AIM:
Copy the lines that follow, keeping every character the same.

+ + + + +

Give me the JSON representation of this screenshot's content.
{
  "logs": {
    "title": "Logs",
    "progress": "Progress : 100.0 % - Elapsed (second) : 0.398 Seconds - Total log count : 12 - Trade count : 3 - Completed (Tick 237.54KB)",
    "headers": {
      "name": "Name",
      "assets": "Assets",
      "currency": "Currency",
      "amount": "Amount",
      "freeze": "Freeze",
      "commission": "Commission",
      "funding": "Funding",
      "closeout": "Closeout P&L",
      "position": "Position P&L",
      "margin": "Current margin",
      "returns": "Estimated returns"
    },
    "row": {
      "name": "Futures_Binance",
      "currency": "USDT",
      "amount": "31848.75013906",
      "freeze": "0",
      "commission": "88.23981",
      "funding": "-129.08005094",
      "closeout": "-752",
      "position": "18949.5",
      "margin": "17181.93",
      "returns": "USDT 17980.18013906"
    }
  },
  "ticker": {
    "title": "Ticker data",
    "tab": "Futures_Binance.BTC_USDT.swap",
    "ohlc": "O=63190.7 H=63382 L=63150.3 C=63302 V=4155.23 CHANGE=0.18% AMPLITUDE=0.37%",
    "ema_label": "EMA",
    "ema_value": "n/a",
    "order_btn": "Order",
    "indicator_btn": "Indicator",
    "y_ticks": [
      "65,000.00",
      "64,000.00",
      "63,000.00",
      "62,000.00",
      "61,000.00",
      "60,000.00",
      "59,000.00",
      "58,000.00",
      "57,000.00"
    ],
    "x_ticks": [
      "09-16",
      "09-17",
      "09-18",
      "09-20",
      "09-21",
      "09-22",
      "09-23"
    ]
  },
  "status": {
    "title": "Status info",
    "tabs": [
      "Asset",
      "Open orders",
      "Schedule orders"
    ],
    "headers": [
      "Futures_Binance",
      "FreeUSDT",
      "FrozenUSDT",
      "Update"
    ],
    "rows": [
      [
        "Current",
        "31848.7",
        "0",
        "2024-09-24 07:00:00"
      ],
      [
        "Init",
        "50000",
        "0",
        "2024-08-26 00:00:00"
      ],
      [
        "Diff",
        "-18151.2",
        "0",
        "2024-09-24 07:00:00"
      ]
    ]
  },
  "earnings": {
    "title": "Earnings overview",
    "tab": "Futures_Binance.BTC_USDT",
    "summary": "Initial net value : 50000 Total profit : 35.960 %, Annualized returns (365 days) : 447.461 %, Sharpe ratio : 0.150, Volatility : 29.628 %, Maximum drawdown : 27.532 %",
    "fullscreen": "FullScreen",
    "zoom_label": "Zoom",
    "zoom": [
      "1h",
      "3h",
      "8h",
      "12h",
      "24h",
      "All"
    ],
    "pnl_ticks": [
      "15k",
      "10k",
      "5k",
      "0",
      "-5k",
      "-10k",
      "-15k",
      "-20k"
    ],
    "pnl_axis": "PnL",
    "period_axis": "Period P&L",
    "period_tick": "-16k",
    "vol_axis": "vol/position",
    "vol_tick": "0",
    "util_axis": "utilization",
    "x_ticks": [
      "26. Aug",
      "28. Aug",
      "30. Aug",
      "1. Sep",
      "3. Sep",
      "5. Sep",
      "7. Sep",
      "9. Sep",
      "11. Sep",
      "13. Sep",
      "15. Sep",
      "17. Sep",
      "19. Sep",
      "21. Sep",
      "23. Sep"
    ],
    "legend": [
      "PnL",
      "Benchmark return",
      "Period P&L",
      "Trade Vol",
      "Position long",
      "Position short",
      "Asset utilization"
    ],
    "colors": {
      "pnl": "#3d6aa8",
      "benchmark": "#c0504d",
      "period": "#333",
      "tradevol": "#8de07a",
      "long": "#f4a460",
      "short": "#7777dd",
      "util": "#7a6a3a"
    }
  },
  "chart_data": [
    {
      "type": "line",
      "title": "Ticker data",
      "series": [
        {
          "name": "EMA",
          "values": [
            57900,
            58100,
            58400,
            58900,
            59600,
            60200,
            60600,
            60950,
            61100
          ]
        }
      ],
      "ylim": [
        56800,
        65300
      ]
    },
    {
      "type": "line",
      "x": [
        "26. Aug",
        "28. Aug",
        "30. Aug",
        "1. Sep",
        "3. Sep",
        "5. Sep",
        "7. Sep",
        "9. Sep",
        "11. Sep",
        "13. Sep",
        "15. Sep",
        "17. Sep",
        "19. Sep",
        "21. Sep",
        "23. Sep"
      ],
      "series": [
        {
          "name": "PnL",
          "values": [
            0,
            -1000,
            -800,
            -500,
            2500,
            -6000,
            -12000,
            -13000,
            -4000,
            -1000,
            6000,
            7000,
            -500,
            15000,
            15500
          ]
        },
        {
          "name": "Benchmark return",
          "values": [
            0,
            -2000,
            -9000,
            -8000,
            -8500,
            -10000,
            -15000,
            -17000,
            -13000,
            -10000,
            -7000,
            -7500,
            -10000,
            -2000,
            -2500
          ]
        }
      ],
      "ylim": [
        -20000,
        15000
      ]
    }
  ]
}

+ + + + +

SOLUTION TO THE EXERCISE:
Give me the JSON representation of this screenshot's content.
{
  "logs": {
    "title": "Logs",
    "progress": "Progress : 100.0 % - Elapsed (second) : 0.398 Seconds - Total log count : 12 - Trade count : 3 - Completed (Tick 237.54KB)",
    "headers": {
      "name": "Name",
      "assets": "Assets",
      "currency": "Currency",
      "amount": "Amount",
      "freeze": "Freeze",
      "commission": "Commission",
      "funding": "Funding",
      "closeout": "Closeout P&L",
      "position": "Position P&L",
      "margin": "Current margin",
      "returns": "Estimated returns"
    },
    "row": {
      "name": "Futures_Binance",
      "currency": "USDT",
      "amount": "31848.75013906",
      "freeze": "0",
      "commission": "88.23981",
      "funding": "-129.08005094",
      "closeout": "-752",
      "position": "18949.5",
      "margin": "17181.93",
      "returns": "USDT 17980.18013906"
    }
  },
  "ticker": {
    "title": "Ticker data",
    "tab": "Futures_Binance.BTC_USDT.swap",
    "ohlc": "O=63190.7 H=63382 L=63150.3 C=63302 V=4155.23 CHANGE=0.18% AMPLITUDE=0.37%",
    "ema_label": "EMA",
    "ema_value": "n/a",
    "order_btn": "Order",
    "indicator_btn": "Indicator",
    "y_ticks": [
      "65,000.00",
      "64,000.00",
      "63,000.00",
      "62,000.00",
      "61,000.00",
      "60,000.00",
      "59,000.00",
      "58,000.00",
      "57,000.00"
    ],
    "x_ticks": [
      "09-16",
      "09-17",
      "09-18",
      "09-20",
      "09-21",
      "09-22",
      "09-23"
    ]
  },
  "status": {
    "title": "Status info",
    "tabs": [
      "Asset",
      "Open orders",
      "Schedule orders"
    ],
    "headers": [
      "Futures_Binance",
      "FreeUSDT",
      "FrozenUSDT",
      "Update"
    ],
    "rows": [
      [
        "Current",
        "31848.7",
        "0",
        "2024-09-24 07:00:00"
      ],
      [
        "Init",
        "50000",
        "0",
        "2024-08-26 00:00:00"
      ],
      [
        "Diff",
        "-18151.2",
        "0",
        "2024-09-24 07:00:00"
      ]
    ]
  },
  "earnings": {
    "title": "Earnings overview",
    "tab": "Futures_Binance.BTC_USDT",
    "summary": "Initial net value : 50000 Total profit : 35.960 %, Annualized returns (365 days) : 447.461 %, Sharpe ratio : 0.150, Volatility : 29.628 %, Maximum drawdown : 27.532 %",
    "fullscreen": "FullScreen",
    "zoom_label": "Zoom",
    "zoom": [
      "1h",
      "3h",
      "8h",
      "12h",
      "24h",
      "All"
    ],
    "pnl_ticks": [
      "15k",
      "10k",
      "5k",
      "0",
      "-5k",
      "-10k",
      "-15k",
      "-20k"
    ],
    "pnl_axis": "PnL",
    "period_axis": "Period P&L",
    "period_tick": "-16k",
    "vol_axis": "vol/position",
    "vol_tick": "0",
    "util_axis": "utilization",
    "x_ticks": [
      "26. Aug",
      "28. Aug",
      "30. Aug",
      "1. Sep",
      "3. Sep",
      "5. Sep",
      "7. Sep",
      "9. Sep",
      "11. Sep",
      "13. Sep",
      "15. Sep",
      "17. Sep",
      "19. Sep",
      "21. Sep",
      "23. Sep"
    ],
    "legend": [
      "PnL",
      "Benchmark return",
      "Period P&L",
      "Trade Vol",
      "Position long",
      "Position short",
      "Asset utilization"
    ],
    "colors": {
      "pnl": "#3d6aa8",
      "benchmark": "#c0504d",
      "period": "#333",
      "tradevol": "#8de07a",
      "long": "#f4a460",
      "short": "#7777dd",
      "util": "#7a6a3a"
    }
  },
  "chart_data": [
    {
      "type": "line",
      "title": "Ticker data",
      "series": [
        {
          "name": "EMA",
          "values": [
            57900,
            58100,
            58400,
            58900,
            59600,
            60200,
            60600,
            60950,
            61100
          ]
        }
      ],
      "ylim": [
        56800,
        65300
      ]
    },
    {
      "type": "line",
      "x": [
        "26. Aug",
        "28. Aug",
        "30. Aug",
        "1. Sep",
        "3. Sep",
        "5. Sep",
        "7. Sep",
        "9. Sep",
        "11. Sep",
        "13. Sep",
        "15. Sep",
        "17. Sep",
        "19. Sep",
        "21. Sep",
        "23. Sep"
      ],
      "series": [
        {
          "name": "PnL",
          "values": [
            0,
            -1000,
            -800,
            -500,
            2500,
            -6000,
            -12000,
            -13000,
            -4000,
            -1000,
            6000,
            7000,
            -500,
            15000,
            15500
          ]
        },
        {
          "name": "Benchmark return",
          "values": [
            0,
            -2000,
            -9000,
            -8000,
            -8500,
            -10000,
            -15000,
            -17000,
            -13000,
            -10000,
            -7000,
            -7500,
            -10000,
            -2000,
            -2500
          ]
        }
      ],
      "ylim": [
        -20000,
        15000
      ]
    }
  ]
}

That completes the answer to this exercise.